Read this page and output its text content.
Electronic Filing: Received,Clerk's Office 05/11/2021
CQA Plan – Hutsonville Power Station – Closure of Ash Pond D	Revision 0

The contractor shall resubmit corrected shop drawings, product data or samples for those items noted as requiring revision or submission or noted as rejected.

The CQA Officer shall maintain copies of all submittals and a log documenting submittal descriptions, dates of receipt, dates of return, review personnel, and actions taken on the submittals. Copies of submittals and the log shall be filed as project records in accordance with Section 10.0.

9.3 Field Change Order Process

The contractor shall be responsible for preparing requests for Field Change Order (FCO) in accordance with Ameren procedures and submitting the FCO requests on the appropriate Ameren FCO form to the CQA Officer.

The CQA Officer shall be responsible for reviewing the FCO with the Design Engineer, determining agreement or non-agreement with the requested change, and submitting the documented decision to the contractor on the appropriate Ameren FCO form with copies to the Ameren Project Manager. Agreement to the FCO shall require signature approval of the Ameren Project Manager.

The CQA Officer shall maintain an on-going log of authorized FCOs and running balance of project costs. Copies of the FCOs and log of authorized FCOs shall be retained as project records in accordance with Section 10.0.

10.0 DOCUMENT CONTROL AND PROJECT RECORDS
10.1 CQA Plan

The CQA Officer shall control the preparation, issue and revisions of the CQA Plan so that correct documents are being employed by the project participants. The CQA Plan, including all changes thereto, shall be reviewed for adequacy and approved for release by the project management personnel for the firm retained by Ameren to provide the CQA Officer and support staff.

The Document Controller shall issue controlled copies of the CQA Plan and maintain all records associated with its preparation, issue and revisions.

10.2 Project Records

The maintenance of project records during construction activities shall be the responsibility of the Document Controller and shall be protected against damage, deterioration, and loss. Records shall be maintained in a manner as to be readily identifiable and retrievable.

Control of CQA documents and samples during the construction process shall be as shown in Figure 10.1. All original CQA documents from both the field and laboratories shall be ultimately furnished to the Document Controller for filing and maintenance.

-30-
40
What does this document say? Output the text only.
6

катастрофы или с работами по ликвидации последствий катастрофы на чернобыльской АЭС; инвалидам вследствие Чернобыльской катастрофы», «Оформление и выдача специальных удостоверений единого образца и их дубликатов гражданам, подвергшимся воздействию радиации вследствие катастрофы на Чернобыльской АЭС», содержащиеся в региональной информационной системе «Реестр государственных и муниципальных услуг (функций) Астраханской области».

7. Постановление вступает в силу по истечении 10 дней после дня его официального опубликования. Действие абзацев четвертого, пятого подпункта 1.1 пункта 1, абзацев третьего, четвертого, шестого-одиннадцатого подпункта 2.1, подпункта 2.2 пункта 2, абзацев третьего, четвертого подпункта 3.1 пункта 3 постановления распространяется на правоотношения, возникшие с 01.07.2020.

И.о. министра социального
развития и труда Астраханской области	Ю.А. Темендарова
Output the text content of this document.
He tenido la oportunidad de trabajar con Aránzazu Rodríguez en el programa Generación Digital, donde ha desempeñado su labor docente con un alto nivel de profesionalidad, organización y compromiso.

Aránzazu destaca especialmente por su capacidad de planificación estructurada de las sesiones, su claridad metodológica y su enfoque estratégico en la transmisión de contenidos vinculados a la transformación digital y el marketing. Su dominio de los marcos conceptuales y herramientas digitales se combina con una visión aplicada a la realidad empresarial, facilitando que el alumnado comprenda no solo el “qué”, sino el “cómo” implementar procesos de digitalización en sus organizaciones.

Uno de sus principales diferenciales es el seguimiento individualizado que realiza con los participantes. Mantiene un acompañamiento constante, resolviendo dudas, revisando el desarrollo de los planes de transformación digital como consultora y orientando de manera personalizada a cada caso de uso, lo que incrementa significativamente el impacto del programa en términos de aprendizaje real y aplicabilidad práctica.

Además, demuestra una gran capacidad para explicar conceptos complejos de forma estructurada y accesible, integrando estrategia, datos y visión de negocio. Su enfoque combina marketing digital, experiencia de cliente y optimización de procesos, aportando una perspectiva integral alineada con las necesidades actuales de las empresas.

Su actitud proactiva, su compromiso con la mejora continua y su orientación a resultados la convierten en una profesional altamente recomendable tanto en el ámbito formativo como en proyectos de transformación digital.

TO BE DONE =
Write out every record, exactly as written.

FULL RESPONSE =
Read this page and output its text content.
Electronic Filing: Received,Clerk's Office 05/11/2021
CQA Plan – Hutsonville Power Station – Closure of Ash Pond D	Revision 0

The contractor shall resubmit corrected shop drawings, product data or samples for those items noted as requiring revision or submission or noted as rejected.

The CQA Officer shall maintain copies of all submittals and a log documenting submittal descriptions, dates of receipt, dates of return, review personnel, and actions taken on the submittals. Copies of submittals and the log shall be filed as project records in accordance with Section 10.0.

9.3 Field Change Order Process

The contractor shall be responsible for preparing requests for Field Change Order (FCO) in accordance with Ameren procedures and submitting the FCO requests on the appropriate Ameren FCO form to the CQA Officer.

The CQA Officer shall be responsible for reviewing the FCO with the Design Engineer, determining agreement or non-agreement with the requested change, and submitting the documented decision to the contractor on the appropriate Ameren FCO form with copies to the Ameren Project Manager. Agreement to the FCO shall require signature approval of the Ameren Project Manager.

The CQA Officer shall maintain an on-going log of authorized FCOs and running balance of project costs. Copies of the FCOs and log of authorized FCOs shall be retained as project records in accordance with Section 10.0.

10.0 DOCUMENT CONTROL AND PROJECT RECORDS
10.1 CQA Plan

The CQA Officer shall control the preparation, issue and revisions of the CQA Plan so that correct documents are being employed by the project participants. The CQA Plan, including all changes thereto, shall be reviewed for adequacy and approved for release by the project management personnel for the firm retained by Ameren to provide the CQA Officer and support staff.

The Document Controller shall issue controlled copies of the CQA Plan and maintain all records associated with its preparation, issue and revisions.

10.2 Project Records

The maintenance of project records during construction activities shall be the responsibility of the Document Controller and shall be protected against damage, deterioration, and loss. Records shall be maintained in a manner as to be readily identifiable and retrievable.

Control of CQA documents and samples during the construction process shall be as shown in Figure 10.1. All original CQA documents from both the field and laboratories shall be ultimately furnished to the Document Controller for filing and maintenance.

-30-
40
What does this document say? Output the text only.
6

катастрофы или с работами по ликвидации последствий катастрофы на чернобыльской АЭС; инвалидам вследствие Чернобыльской катастрофы», «Оформление и выдача специальных удостоверений единого образца и их дубликатов гражданам, подвергшимся воздействию радиации вследствие катастрофы на Чернобыльской АЭС», содержащиеся в региональной информационной системе «Реестр государственных и муниципальных услуг (функций) Астраханской области».

7. Постановление вступает в силу по истечении 10 дней после дня его официального опубликования. Действие абзацев четвертого, пятого подпункта 1.1 пункта 1, абзацев третьего, четвертого, шестого-одиннадцатого подпункта 2.1, подпункта 2.2 пункта 2, абзацев третьего, четвертого подпункта 3.1 пункта 3 постановления распространяется на правоотношения, возникшие с 01.07.2020.

И.о. министра социального
развития и труда Астраханской области	Ю.А. Темендарова
Output the text content of this document.
He tenido la oportunidad de trabajar con Aránzazu Rodríguez en el programa Generación Digital, donde ha desempeñado su labor docente con un alto nivel de profesionalidad, organización y compromiso.

Aránzazu destaca especialmente por su capacidad de planificación estructurada de las sesiones, su claridad metodológica y su enfoque estratégico en la transmisión de contenidos vinculados a la transformación digital y el marketing. Su dominio de los marcos conceptuales y herramientas digitales se combina con una visión aplicada a la realidad empresarial, facilitando que el alumnado comprenda no solo el “qué”, sino el “cómo” implementar procesos de digitalización en sus organizaciones.

Uno de sus principales diferenciales es el seguimiento individualizado que realiza con los participantes. Mantiene un acompañamiento constante, resolviendo dudas, revisando el desarrollo de los planes de transformación digital como consultora y orientando de manera personalizada a cada caso de uso, lo que incrementa significativamente el impacto del programa en términos de aprendizaje real y aplicabilidad práctica.

Además, demuestra una gran capacidad para explicar conceptos complejos de forma estructurada y accesible, integrando estrategia, datos y visión de negocio. Su enfoque combina marketing digital, experiencia de cliente y optimización de procesos, aportando una perspectiva integral alineada con las necesidades actuales de las empresas.

Su actitud proactiva, su compromiso con la mejora continua y su orientación a resultados la convierten en una profesional altamente recomendable tanto en el ámbito formativo como en proyectos de transformación digital.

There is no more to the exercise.